◆ **Written request**: Give every line of the data again, unchanged, but with no pictures.

◆ **Data to use**:
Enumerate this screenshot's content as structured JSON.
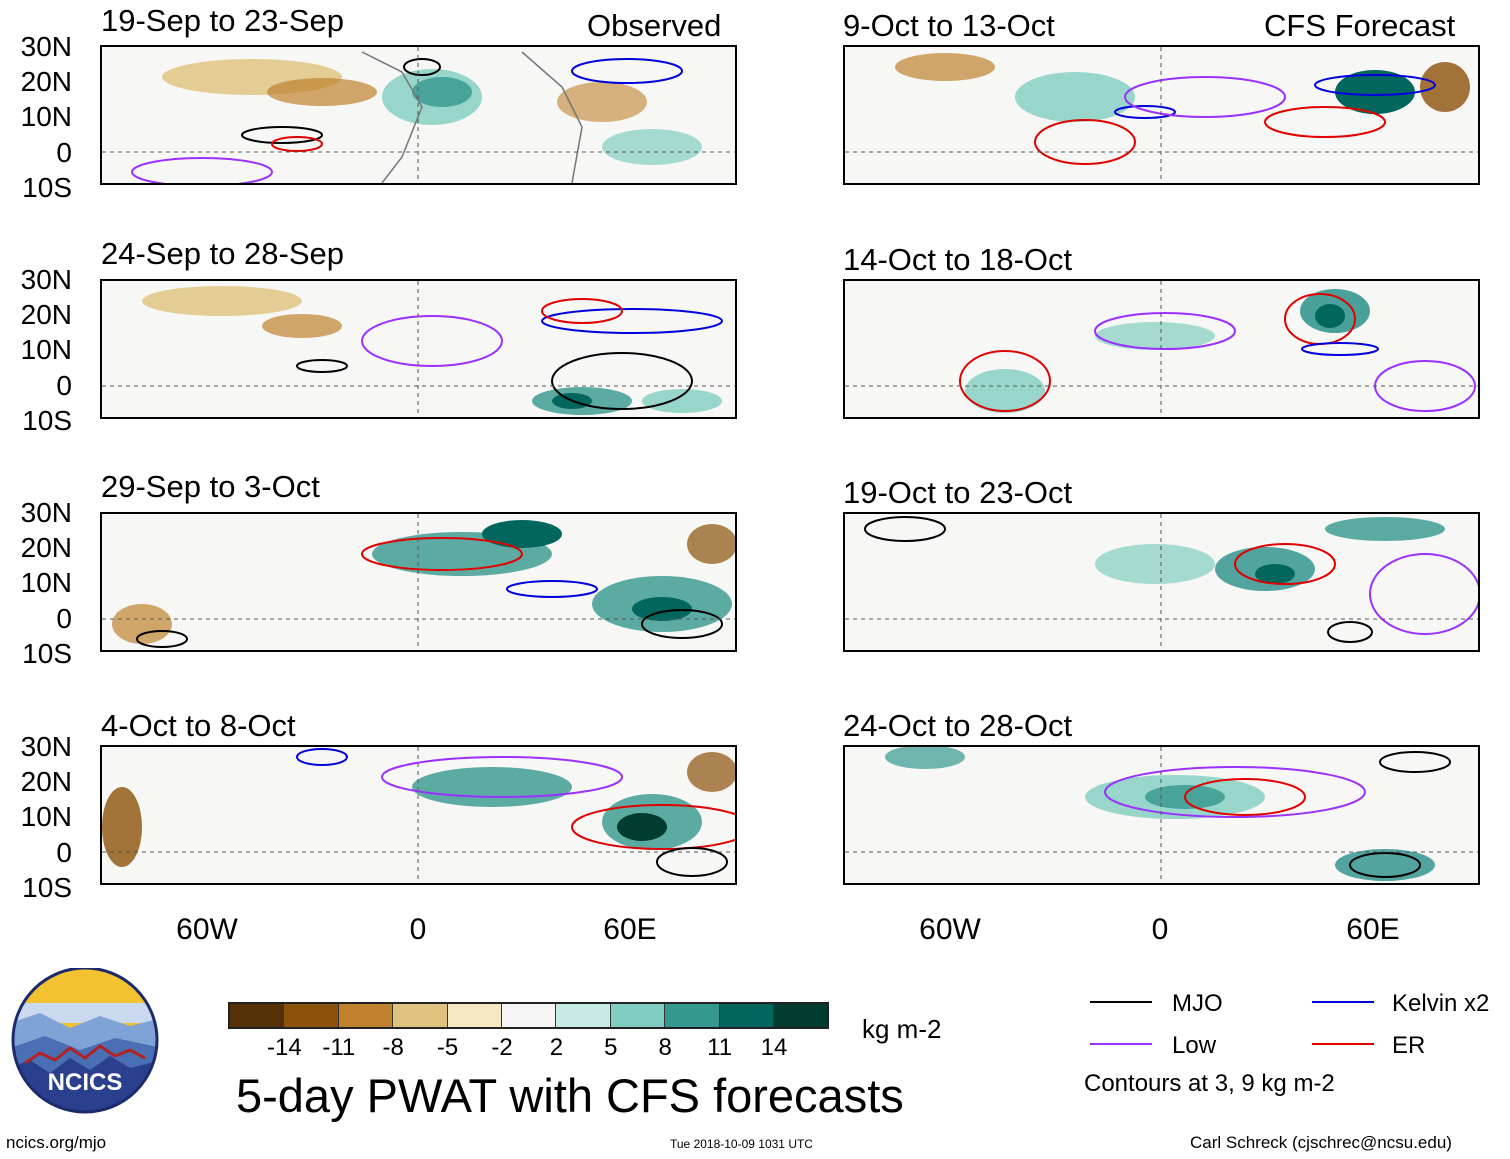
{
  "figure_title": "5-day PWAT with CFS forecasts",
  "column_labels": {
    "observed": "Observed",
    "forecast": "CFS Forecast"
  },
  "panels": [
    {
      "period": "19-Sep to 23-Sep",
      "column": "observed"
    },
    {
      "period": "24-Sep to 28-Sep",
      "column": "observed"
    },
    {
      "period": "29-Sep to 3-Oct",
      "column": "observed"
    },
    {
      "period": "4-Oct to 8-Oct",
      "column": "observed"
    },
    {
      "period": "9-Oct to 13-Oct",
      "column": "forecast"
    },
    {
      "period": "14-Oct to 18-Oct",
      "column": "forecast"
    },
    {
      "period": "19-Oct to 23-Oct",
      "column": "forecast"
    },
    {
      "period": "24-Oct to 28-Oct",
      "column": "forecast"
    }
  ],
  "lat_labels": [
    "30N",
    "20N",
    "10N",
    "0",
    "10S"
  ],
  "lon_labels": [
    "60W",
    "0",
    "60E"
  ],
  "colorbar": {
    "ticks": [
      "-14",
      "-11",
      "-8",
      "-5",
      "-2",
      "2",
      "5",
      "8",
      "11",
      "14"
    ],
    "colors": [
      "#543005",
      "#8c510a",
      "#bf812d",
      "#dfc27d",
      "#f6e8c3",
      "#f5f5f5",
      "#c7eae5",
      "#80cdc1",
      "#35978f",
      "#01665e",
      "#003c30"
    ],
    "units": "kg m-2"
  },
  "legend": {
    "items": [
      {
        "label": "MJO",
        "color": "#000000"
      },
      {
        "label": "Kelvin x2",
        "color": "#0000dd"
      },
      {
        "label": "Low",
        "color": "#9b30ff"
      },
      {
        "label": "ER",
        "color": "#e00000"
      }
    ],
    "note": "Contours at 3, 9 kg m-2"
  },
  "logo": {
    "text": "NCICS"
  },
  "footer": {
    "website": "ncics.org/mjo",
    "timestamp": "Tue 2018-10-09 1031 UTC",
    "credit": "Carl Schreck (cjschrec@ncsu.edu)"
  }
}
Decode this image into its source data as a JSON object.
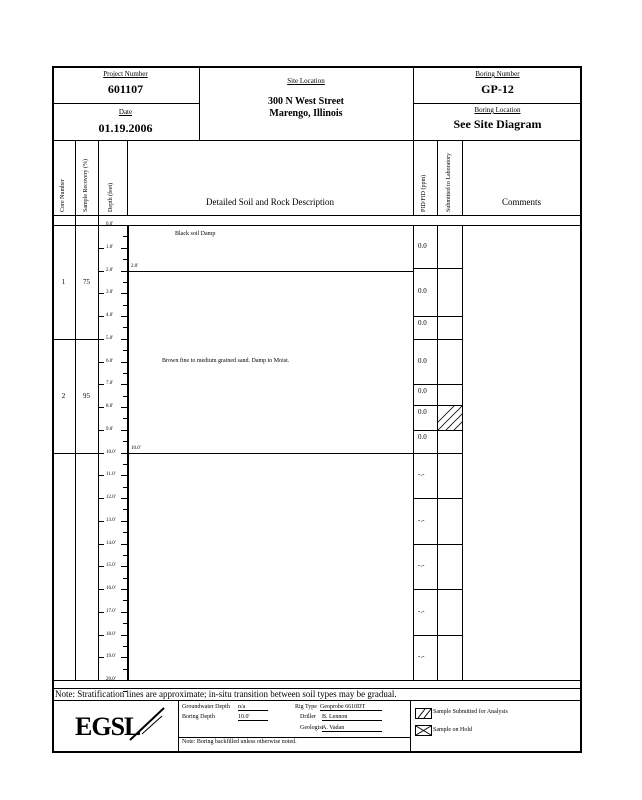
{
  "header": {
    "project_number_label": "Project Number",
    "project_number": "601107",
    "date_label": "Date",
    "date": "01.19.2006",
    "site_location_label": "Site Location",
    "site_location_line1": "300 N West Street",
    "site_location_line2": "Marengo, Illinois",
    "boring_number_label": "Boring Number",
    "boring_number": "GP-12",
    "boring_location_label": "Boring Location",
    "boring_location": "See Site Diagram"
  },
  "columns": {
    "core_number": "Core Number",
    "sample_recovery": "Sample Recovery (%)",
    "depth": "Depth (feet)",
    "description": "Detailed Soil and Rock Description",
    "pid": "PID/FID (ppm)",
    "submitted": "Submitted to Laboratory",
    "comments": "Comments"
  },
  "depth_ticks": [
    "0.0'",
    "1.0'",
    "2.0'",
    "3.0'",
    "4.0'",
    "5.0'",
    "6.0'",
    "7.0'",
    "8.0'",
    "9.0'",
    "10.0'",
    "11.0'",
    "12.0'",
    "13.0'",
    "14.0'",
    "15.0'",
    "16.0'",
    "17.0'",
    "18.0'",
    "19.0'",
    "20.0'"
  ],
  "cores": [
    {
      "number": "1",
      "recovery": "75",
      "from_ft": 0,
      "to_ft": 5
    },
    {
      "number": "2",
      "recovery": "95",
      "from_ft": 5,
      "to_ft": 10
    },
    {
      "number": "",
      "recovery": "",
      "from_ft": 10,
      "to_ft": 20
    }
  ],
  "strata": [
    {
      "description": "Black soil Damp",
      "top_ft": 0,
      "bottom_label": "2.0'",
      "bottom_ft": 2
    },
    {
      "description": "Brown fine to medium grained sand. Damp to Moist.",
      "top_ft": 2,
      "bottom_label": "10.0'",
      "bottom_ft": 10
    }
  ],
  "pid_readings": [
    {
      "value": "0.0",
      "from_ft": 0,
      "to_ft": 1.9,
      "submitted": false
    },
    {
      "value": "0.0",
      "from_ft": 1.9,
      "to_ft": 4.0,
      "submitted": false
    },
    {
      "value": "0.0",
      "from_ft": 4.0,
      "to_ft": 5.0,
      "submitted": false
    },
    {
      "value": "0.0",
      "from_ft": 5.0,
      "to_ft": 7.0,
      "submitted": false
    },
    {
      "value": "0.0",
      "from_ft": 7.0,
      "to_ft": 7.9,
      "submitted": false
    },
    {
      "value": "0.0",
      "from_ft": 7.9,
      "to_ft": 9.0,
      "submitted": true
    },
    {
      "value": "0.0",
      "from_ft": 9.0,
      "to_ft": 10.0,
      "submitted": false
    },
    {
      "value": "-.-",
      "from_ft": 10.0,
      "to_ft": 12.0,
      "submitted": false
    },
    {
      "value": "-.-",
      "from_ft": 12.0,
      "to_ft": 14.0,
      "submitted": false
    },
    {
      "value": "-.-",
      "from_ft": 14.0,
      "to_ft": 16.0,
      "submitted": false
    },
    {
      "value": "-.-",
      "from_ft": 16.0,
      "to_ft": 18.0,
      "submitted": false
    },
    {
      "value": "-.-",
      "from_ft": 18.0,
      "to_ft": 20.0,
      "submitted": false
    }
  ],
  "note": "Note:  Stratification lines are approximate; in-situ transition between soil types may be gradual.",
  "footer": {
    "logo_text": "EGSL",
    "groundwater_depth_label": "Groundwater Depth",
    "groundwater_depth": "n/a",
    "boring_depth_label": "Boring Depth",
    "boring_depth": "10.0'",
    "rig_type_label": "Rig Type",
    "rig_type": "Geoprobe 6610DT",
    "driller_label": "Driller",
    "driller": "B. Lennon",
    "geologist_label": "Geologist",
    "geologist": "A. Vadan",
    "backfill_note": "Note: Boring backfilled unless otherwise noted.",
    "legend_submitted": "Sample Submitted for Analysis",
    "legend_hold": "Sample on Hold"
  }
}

◆ **Finished task**:
Enumerate this screenshot's content as structured JSON.
{
  "figure_title": "5-day PWAT with CFS forecasts",
  "column_labels": {
    "observed": "Observed",
    "forecast": "CFS Forecast"
  },
  "panels": [
    {
      "period": "19-Sep to 23-Sep",
      "column": "observed"
    },
    {
      "period": "24-Sep to 28-Sep",
      "column": "observed"
    },
    {
      "period": "29-Sep to 3-Oct",
      "column": "observed"
    },
    {
      "period": "4-Oct to 8-Oct",
      "column": "observed"
    },
    {
      "period": "9-Oct to 13-Oct",
      "column": "forecast"
    },
    {
      "period": "14-Oct to 18-Oct",
      "column": "forecast"
    },
    {
      "period": "19-Oct to 23-Oct",
      "column": "forecast"
    },
    {
      "period": "24-Oct to 28-Oct",
      "column": "forecast"
    }
  ],
  "lat_labels": [
    "30N",
    "20N",
    "10N",
    "0",
    "10S"
  ],
  "lon_labels": [
    "60W",
    "0",
    "60E"
  ],
  "colorbar": {
    "ticks": [
      "-14",
      "-11",
      "-8",
      "-5",
      "-2",
      "2",
      "5",
      "8",
      "11",
      "14"
    ],
    "colors": [
      "#543005",
      "#8c510a",
      "#bf812d",
      "#dfc27d",
      "#f6e8c3",
      "#f5f5f5",
      "#c7eae5",
      "#80cdc1",
      "#35978f",
      "#01665e",
      "#003c30"
    ],
    "units": "kg m-2"
  },
  "legend": {
    "items": [
      {
        "label": "MJO",
        "color": "#000000"
      },
      {
        "label": "Kelvin x2",
        "color": "#0000dd"
      },
      {
        "label": "Low",
        "color": "#9b30ff"
      },
      {
        "label": "ER",
        "color": "#e00000"
      }
    ],
    "note": "Contours at 3, 9 kg m-2"
  },
  "logo": {
    "text": "NCICS"
  },
  "footer": {
    "website": "ncics.org/mjo",
    "timestamp": "Tue 2018-10-09 1031 UTC",
    "credit": "Carl Schreck (cjschrec@ncsu.edu)"
  }
}
Decode this image into its source data as a JSON object.
{
  "header": {
    "project_number_label": "Project Number",
    "project_number": "601107",
    "date_label": "Date",
    "date": "01.19.2006",
    "site_location_label": "Site Location",
    "site_location_line1": "300 N West Street",
    "site_location_line2": "Marengo, Illinois",
    "boring_number_label": "Boring Number",
    "boring_number": "GP-12",
    "boring_location_label": "Boring Location",
    "boring_location": "See Site Diagram"
  },
  "columns": {
    "core_number": "Core Number",
    "sample_recovery": "Sample Recovery (%)",
    "depth": "Depth (feet)",
    "description": "Detailed Soil and Rock Description",
    "pid": "PID/FID (ppm)",
    "submitted": "Submitted to Laboratory",
    "comments": "Comments"
  },
  "depth_ticks": [
    "0.0'",
    "1.0'",
    "2.0'",
    "3.0'",
    "4.0'",
    "5.0'",
    "6.0'",
    "7.0'",
    "8.0'",
    "9.0'",
    "10.0'",
    "11.0'",
    "12.0'",
    "13.0'",
    "14.0'",
    "15.0'",
    "16.0'",
    "17.0'",
    "18.0'",
    "19.0'",
    "20.0'"
  ],
  "cores": [
    {
      "number": "1",
      "recovery": "75",
      "from_ft": 0,
      "to_ft": 5
    },
    {
      "number": "2",
      "recovery": "95",
      "from_ft": 5,
      "to_ft": 10
    },
    {
      "number": "",
      "recovery": "",
      "from_ft": 10,
      "to_ft": 20
    }
  ],
  "strata": [
    {
      "description": "Black soil Damp",
      "top_ft": 0,
      "bottom_label": "2.0'",
      "bottom_ft": 2
    },
    {
      "description": "Brown fine to medium grained sand. Damp to Moist.",
      "top_ft": 2,
      "bottom_label": "10.0'",
      "bottom_ft": 10
    }
  ],
  "pid_readings": [
    {
      "value": "0.0",
      "from_ft": 0,
      "to_ft": 1.9,
      "submitted": false
    },
    {
      "value": "0.0",
      "from_ft": 1.9,
      "to_ft": 4.0,
      "submitted": false
    },
    {
      "value": "0.0",
      "from_ft": 4.0,
      "to_ft": 5.0,
      "submitted": false
    },
    {
      "value": "0.0",
      "from_ft": 5.0,
      "to_ft": 7.0,
      "submitted": false
    },
    {
      "value": "0.0",
      "from_ft": 7.0,
      "to_ft": 7.9,
      "submitted": false
    },
    {
      "value": "0.0",
      "from_ft": 7.9,
      "to_ft": 9.0,
      "submitted": true
    },
    {
      "value": "0.0",
      "from_ft": 9.0,
      "to_ft": 10.0,
      "submitted": false
    },
    {
      "value": "-.-",
      "from_ft": 10.0,
      "to_ft": 12.0,
      "submitted": false
    },
    {
      "value": "-.-",
      "from_ft": 12.0,
      "to_ft": 14.0,
      "submitted": false
    },
    {
      "value": "-.-",
      "from_ft": 14.0,
      "to_ft": 16.0,
      "submitted": false
    },
    {
      "value": "-.-",
      "from_ft": 16.0,
      "to_ft": 18.0,
      "submitted": false
    },
    {
      "value": "-.-",
      "from_ft": 18.0,
      "to_ft": 20.0,
      "submitted": false
    }
  ],
  "note": "Note:  Stratification lines are approximate; in-situ transition between soil types may be gradual.",
  "footer": {
    "logo_text": "EGSL",
    "groundwater_depth_label": "Groundwater Depth",
    "groundwater_depth": "n/a",
    "boring_depth_label": "Boring Depth",
    "boring_depth": "10.0'",
    "rig_type_label": "Rig Type",
    "rig_type": "Geoprobe 6610DT",
    "driller_label": "Driller",
    "driller": "B. Lennon",
    "geologist_label": "Geologist",
    "geologist": "A. Vadan",
    "backfill_note": "Note: Boring backfilled unless otherwise noted.",
    "legend_submitted": "Sample Submitted for Analysis",
    "legend_hold": "Sample on Hold"
  }
}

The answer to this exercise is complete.